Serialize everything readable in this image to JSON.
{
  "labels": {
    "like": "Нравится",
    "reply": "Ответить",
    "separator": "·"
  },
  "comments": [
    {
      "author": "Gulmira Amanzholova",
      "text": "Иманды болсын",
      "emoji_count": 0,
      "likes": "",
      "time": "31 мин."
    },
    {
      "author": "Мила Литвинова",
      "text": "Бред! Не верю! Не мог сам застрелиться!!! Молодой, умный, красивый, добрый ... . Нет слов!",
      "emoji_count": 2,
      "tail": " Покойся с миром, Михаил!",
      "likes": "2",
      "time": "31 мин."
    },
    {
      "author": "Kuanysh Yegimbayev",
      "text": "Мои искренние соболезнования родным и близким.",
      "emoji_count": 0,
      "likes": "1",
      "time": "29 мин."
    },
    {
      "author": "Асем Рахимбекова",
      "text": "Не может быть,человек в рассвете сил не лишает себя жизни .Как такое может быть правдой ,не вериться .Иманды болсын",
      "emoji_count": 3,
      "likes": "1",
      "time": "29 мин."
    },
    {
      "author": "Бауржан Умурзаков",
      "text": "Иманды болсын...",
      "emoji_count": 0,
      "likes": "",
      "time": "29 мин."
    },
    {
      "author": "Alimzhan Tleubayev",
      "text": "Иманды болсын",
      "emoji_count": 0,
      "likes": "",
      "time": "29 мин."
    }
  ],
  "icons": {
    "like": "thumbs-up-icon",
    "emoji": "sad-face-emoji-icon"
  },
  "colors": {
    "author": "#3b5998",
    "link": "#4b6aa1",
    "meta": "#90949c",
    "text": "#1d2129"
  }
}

:: Exercise requirements ::
Check each line above for the string "text", then copy the ones that have it.

:: The solution ::
      "text": "Иманды болсын",
      "text": "Бред! Не верю! Не мог сам застрелиться!!! Молодой, умный, красивый, добрый ... . Нет слов!",
      "text": "Мои искренние соболезнования родным и близким.",
      "text": "Не может быть,человек в рассвете сил не лишает себя жизни .Как такое может быть правдой ,не вериться .Иманды болсын",
      "text": "Иманды болсын...",
      "text": "Иманды болсын",
    "text": "#1d2129"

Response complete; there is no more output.